RECORD SET:
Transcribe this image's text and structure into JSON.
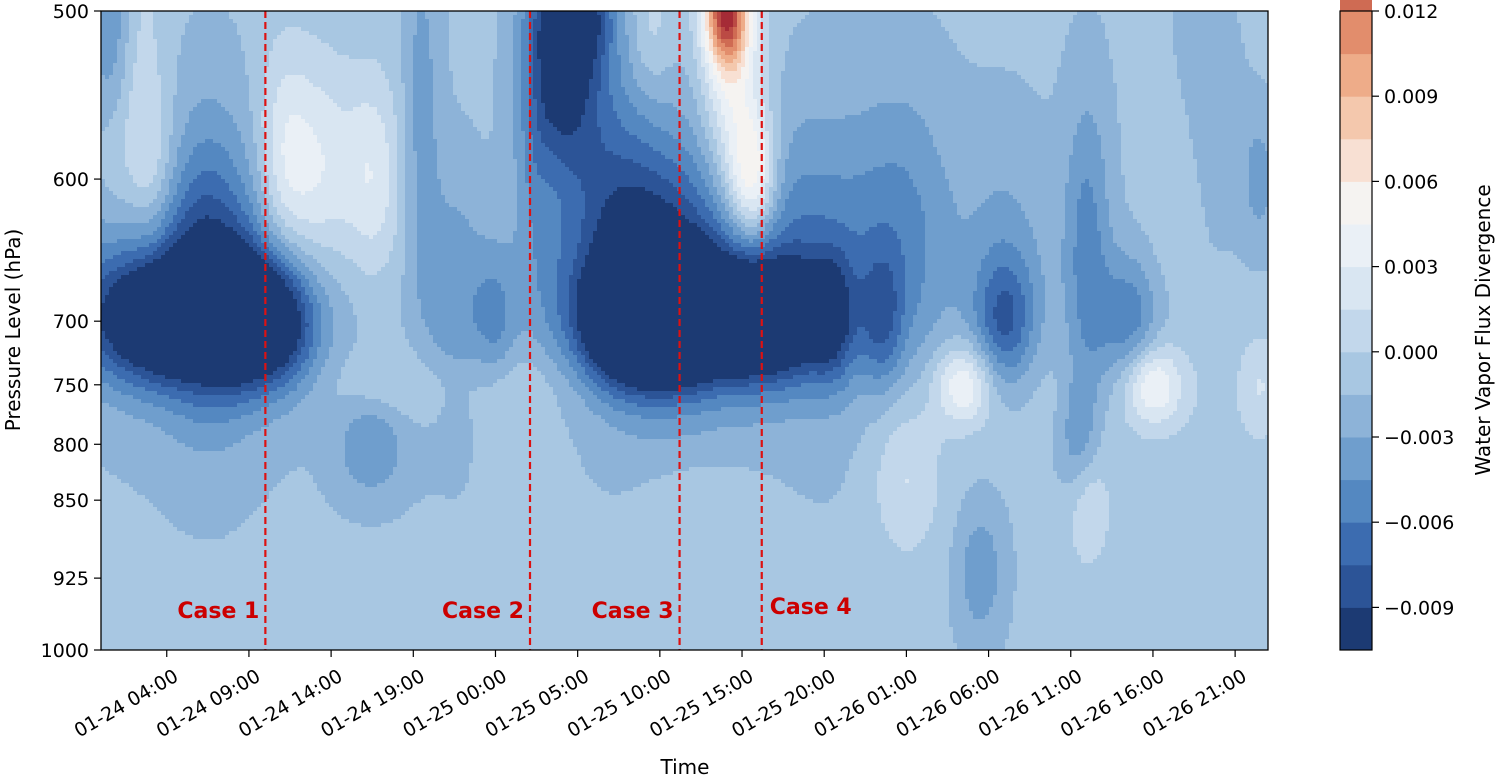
{
  "chart_data": {
    "type": "heatmap",
    "subtype": "filled-contour",
    "title": "",
    "xlabel": "Time",
    "ylabel": "Pressure Level (hPa)",
    "x_tick_labels": [
      "01-24 04:00",
      "01-24 09:00",
      "01-24 14:00",
      "01-24 19:00",
      "01-25 00:00",
      "01-25 05:00",
      "01-25 10:00",
      "01-25 15:00",
      "01-25 20:00",
      "01-26 01:00",
      "01-26 06:00",
      "01-26 11:00",
      "01-26 16:00",
      "01-26 21:00"
    ],
    "x_tick_hours": [
      4,
      9,
      14,
      19,
      24,
      29,
      34,
      39,
      44,
      49,
      54,
      59,
      64,
      69
    ],
    "xlim_hours": [
      0,
      71
    ],
    "y_levels": [
      500,
      600,
      700,
      750,
      800,
      850,
      925,
      1000
    ],
    "y_tick_labels": [
      "500",
      "600",
      "700",
      "750",
      "800",
      "850",
      "925",
      "1000"
    ],
    "y_scale": "log",
    "ylim": [
      1000,
      500
    ],
    "colorbar": {
      "label": "Water Vapor Flux Divergence",
      "min": -0.0105,
      "max": 0.012,
      "step": 0.0015,
      "ticks": [
        -0.009,
        -0.006,
        -0.003,
        0.0,
        0.003,
        0.006,
        0.009,
        0.012
      ],
      "tick_labels": [
        "−0.009",
        "−0.006",
        "−0.003",
        "0.000",
        "0.003",
        "0.006",
        "0.009",
        "0.012"
      ],
      "colormap": [
        "#1c3a73",
        "#2c5497",
        "#3c6cb0",
        "#5488c1",
        "#6f9ecd",
        "#8db3d8",
        "#a8c7e2",
        "#c2d7eb",
        "#d9e6f2",
        "#eaf0f6",
        "#f5f3f1",
        "#f8e0d3",
        "#f4c8ad",
        "#eeac89",
        "#e28d6c",
        "#cf6b53",
        "#bb4a44",
        "#a52b36",
        "#870f26",
        "#67001f"
      ]
    },
    "annotations": [
      {
        "text": "Case 1",
        "x_hour": 10.0
      },
      {
        "text": "Case 2",
        "x_hour": 26.1
      },
      {
        "text": "Case 3",
        "x_hour": 35.2
      },
      {
        "text": "Case 4",
        "x_hour": 40.2
      }
    ],
    "line_color": "#dd1111",
    "features": [
      {
        "t": 4.0,
        "p": 700,
        "v": -0.0095,
        "st": 3.0,
        "sp": 0.045
      },
      {
        "t": 2.0,
        "p": 680,
        "v": -0.005,
        "st": 4.0,
        "sp": 0.09
      },
      {
        "t": 6.5,
        "p": 660,
        "v": -0.005,
        "st": 2.0,
        "sp": 0.12
      },
      {
        "t": 8.5,
        "p": 700,
        "v": -0.0065,
        "st": 1.5,
        "sp": 0.05
      },
      {
        "t": 11.0,
        "p": 700,
        "v": -0.0075,
        "st": 1.6,
        "sp": 0.05
      },
      {
        "t": 10.0,
        "p": 690,
        "v": -0.003,
        "st": 4.0,
        "sp": 0.09
      },
      {
        "t": 3.0,
        "p": 600,
        "v": 0.0035,
        "st": 1.2,
        "sp": 0.07
      },
      {
        "t": 0.5,
        "p": 600,
        "v": 0.002,
        "st": 1.0,
        "sp": 0.08
      },
      {
        "t": 11.0,
        "p": 590,
        "v": 0.003,
        "st": 1.1,
        "sp": 0.09
      },
      {
        "t": 13.0,
        "p": 600,
        "v": 0.0045,
        "st": 1.6,
        "sp": 0.09
      },
      {
        "t": 16.5,
        "p": 600,
        "v": 0.004,
        "st": 1.3,
        "sp": 0.08
      },
      {
        "t": 0.5,
        "p": 500,
        "v": -0.0035,
        "st": 0.9,
        "sp": 0.1
      },
      {
        "t": 2.5,
        "p": 520,
        "v": 0.0015,
        "st": 1.0,
        "sp": 0.12
      },
      {
        "t": 16.5,
        "p": 800,
        "v": -0.0035,
        "st": 1.6,
        "sp": 0.04
      },
      {
        "t": 21.5,
        "p": 690,
        "v": -0.003,
        "st": 1.3,
        "sp": 0.1
      },
      {
        "t": 19.5,
        "p": 560,
        "v": -0.0025,
        "st": 0.8,
        "sp": 0.15
      },
      {
        "t": 24.0,
        "p": 700,
        "v": -0.0035,
        "st": 1.0,
        "sp": 0.06
      },
      {
        "t": 18.0,
        "p": 750,
        "v": 0.0012,
        "st": 3.0,
        "sp": 0.025
      },
      {
        "t": 25.0,
        "p": 750,
        "v": 0.0012,
        "st": 2.0,
        "sp": 0.025
      },
      {
        "t": 28.5,
        "p": 530,
        "v": -0.007,
        "st": 1.6,
        "sp": 0.08
      },
      {
        "t": 27.0,
        "p": 570,
        "v": -0.004,
        "st": 1.2,
        "sp": 0.15
      },
      {
        "t": 29.0,
        "p": 500,
        "v": -0.006,
        "st": 1.5,
        "sp": 0.04
      },
      {
        "t": 31.5,
        "p": 700,
        "v": -0.0085,
        "st": 2.0,
        "sp": 0.045
      },
      {
        "t": 34.0,
        "p": 700,
        "v": -0.009,
        "st": 2.0,
        "sp": 0.045
      },
      {
        "t": 36.5,
        "p": 700,
        "v": -0.0085,
        "st": 2.0,
        "sp": 0.045
      },
      {
        "t": 39.5,
        "p": 700,
        "v": -0.0075,
        "st": 1.5,
        "sp": 0.045
      },
      {
        "t": 42.0,
        "p": 700,
        "v": -0.007,
        "st": 1.5,
        "sp": 0.045
      },
      {
        "t": 33.5,
        "p": 660,
        "v": -0.007,
        "st": 3.0,
        "sp": 0.1
      },
      {
        "t": 38.5,
        "p": 680,
        "v": -0.0035,
        "st": 5.0,
        "sp": 0.1
      },
      {
        "t": 31.0,
        "p": 620,
        "v": -0.003,
        "st": 2.0,
        "sp": 0.12
      },
      {
        "t": 27.5,
        "p": 600,
        "v": 0.0015,
        "st": 0.7,
        "sp": 0.05
      },
      {
        "t": 39.7,
        "p": 600,
        "v": 0.0075,
        "st": 1.0,
        "sp": 0.05
      },
      {
        "t": 38.5,
        "p": 540,
        "v": 0.006,
        "st": 1.3,
        "sp": 0.1
      },
      {
        "t": 38.0,
        "p": 500,
        "v": 0.0135,
        "st": 0.9,
        "sp": 0.04
      },
      {
        "t": 33.5,
        "p": 510,
        "v": 0.002,
        "st": 0.9,
        "sp": 0.05
      },
      {
        "t": 37.0,
        "p": 850,
        "v": 0.0015,
        "st": 2.5,
        "sp": 0.025
      },
      {
        "t": 44.5,
        "p": 700,
        "v": -0.0055,
        "st": 1.0,
        "sp": 0.05
      },
      {
        "t": 47.5,
        "p": 700,
        "v": -0.004,
        "st": 0.9,
        "sp": 0.05
      },
      {
        "t": 44.0,
        "p": 650,
        "v": -0.003,
        "st": 4.0,
        "sp": 0.12
      },
      {
        "t": 49.0,
        "p": 640,
        "v": -0.0025,
        "st": 2.0,
        "sp": 0.12
      },
      {
        "t": 52.5,
        "p": 750,
        "v": 0.0055,
        "st": 1.2,
        "sp": 0.03
      },
      {
        "t": 49.0,
        "p": 830,
        "v": 0.003,
        "st": 1.5,
        "sp": 0.06
      },
      {
        "t": 55.0,
        "p": 700,
        "v": -0.0055,
        "st": 1.3,
        "sp": 0.05
      },
      {
        "t": 55.0,
        "p": 650,
        "v": -0.002,
        "st": 2.0,
        "sp": 0.1
      },
      {
        "t": 60.0,
        "p": 650,
        "v": -0.004,
        "st": 1.0,
        "sp": 0.12
      },
      {
        "t": 59.5,
        "p": 800,
        "v": -0.0035,
        "st": 0.9,
        "sp": 0.05
      },
      {
        "t": 62.5,
        "p": 700,
        "v": -0.0045,
        "st": 1.3,
        "sp": 0.05
      },
      {
        "t": 64.0,
        "p": 750,
        "v": 0.0055,
        "st": 1.2,
        "sp": 0.03
      },
      {
        "t": 60.0,
        "p": 850,
        "v": 0.0035,
        "st": 1.0,
        "sp": 0.05
      },
      {
        "t": 53.5,
        "p": 920,
        "v": -0.003,
        "st": 1.0,
        "sp": 0.05
      },
      {
        "t": 65.5,
        "p": 600,
        "v": 0.0015,
        "st": 1.2,
        "sp": 0.08
      },
      {
        "t": 70.5,
        "p": 750,
        "v": 0.002,
        "st": 0.8,
        "sp": 0.04
      },
      {
        "t": 70.5,
        "p": 600,
        "v": -0.0025,
        "st": 0.8,
        "sp": 0.05
      },
      {
        "t": 67.0,
        "p": 560,
        "v": -0.0015,
        "st": 1.5,
        "sp": 0.1
      }
    ]
  }
}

WHAT THE TASK REQUIRES: From the listing, tally every line with the word "text" in it and give only the tally.

WORKED SOLUTION: 5